:: Chart and figure data ::
════════════════════

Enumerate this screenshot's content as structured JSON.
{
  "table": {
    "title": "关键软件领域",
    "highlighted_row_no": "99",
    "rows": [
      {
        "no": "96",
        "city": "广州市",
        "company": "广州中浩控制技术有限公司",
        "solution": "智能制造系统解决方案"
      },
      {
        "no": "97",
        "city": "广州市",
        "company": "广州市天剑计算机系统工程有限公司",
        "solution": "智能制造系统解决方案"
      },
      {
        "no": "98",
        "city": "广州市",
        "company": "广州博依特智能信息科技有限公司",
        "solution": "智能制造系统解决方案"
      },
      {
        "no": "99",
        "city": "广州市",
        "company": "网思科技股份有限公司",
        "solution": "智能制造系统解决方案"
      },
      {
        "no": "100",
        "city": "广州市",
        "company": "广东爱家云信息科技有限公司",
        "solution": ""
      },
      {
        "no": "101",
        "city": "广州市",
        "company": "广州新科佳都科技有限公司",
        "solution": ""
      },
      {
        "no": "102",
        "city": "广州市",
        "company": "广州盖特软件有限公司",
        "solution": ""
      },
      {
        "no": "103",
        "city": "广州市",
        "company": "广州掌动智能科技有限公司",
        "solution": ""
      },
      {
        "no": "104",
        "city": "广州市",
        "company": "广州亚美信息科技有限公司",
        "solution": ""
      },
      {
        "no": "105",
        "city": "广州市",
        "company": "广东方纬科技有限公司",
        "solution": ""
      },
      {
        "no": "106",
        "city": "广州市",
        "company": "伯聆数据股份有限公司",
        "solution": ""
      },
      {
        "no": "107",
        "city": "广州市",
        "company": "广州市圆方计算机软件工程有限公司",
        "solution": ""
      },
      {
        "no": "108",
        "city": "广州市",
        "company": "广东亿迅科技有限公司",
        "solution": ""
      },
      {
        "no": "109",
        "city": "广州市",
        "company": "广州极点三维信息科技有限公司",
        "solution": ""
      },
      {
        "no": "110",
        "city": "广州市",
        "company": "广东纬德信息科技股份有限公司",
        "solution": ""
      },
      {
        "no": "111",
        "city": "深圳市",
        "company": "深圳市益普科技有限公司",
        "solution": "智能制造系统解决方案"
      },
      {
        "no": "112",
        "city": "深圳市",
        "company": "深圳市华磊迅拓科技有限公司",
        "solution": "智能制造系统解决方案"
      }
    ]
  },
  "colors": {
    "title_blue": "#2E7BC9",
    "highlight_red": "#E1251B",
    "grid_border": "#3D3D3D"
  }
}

════════════════════

:: Set exercise ::
Every record shown above should be written out again exactly.

:: Complete answer ::
Enumerate this screenshot's content as structured JSON.
{
  "table": {
    "title": "关键软件领域",
    "highlighted_row_no": "99",
    "rows": [
      {
        "no": "96",
        "city": "广州市",
        "company": "广州中浩控制技术有限公司",
        "solution": "智能制造系统解决方案"
      },
      {
        "no": "97",
        "city": "广州市",
        "company": "广州市天剑计算机系统工程有限公司",
        "solution": "智能制造系统解决方案"
      },
      {
        "no": "98",
        "city": "广州市",
        "company": "广州博依特智能信息科技有限公司",
        "solution": "智能制造系统解决方案"
      },
      {
        "no": "99",
        "city": "广州市",
        "company": "网思科技股份有限公司",
        "solution": "智能制造系统解决方案"
      },
      {
        "no": "100",
        "city": "广州市",
        "company": "广东爱家云信息科技有限公司",
        "solution": ""
      },
      {
        "no": "101",
        "city": "广州市",
        "company": "广州新科佳都科技有限公司",
        "solution": ""
      },
      {
        "no": "102",
        "city": "广州市",
        "company": "广州盖特软件有限公司",
        "solution": ""
      },
      {
        "no": "103",
        "city": "广州市",
        "company": "广州掌动智能科技有限公司",
        "solution": ""
      },
      {
        "no": "104",
        "city": "广州市",
        "company": "广州亚美信息科技有限公司",
        "solution": ""
      },
      {
        "no": "105",
        "city": "广州市",
        "company": "广东方纬科技有限公司",
        "solution": ""
      },
      {
        "no": "106",
        "city": "广州市",
        "company": "伯聆数据股份有限公司",
        "solution": ""
      },
      {
        "no": "107",
        "city": "广州市",
        "company": "广州市圆方计算机软件工程有限公司",
        "solution": ""
      },
      {
        "no": "108",
        "city": "广州市",
        "company": "广东亿迅科技有限公司",
        "solution": ""
      },
      {
        "no": "109",
        "city": "广州市",
        "company": "广州极点三维信息科技有限公司",
        "solution": ""
      },
      {
        "no": "110",
        "city": "广州市",
        "company": "广东纬德信息科技股份有限公司",
        "solution": ""
      },
      {
        "no": "111",
        "city": "深圳市",
        "company": "深圳市益普科技有限公司",
        "solution": "智能制造系统解决方案"
      },
      {
        "no": "112",
        "city": "深圳市",
        "company": "深圳市华磊迅拓科技有限公司",
        "solution": "智能制造系统解决方案"
      }
    ]
  },
  "colors": {
    "title_blue": "#2E7BC9",
    "highlight_red": "#E1251B",
    "grid_border": "#3D3D3D"
  }
}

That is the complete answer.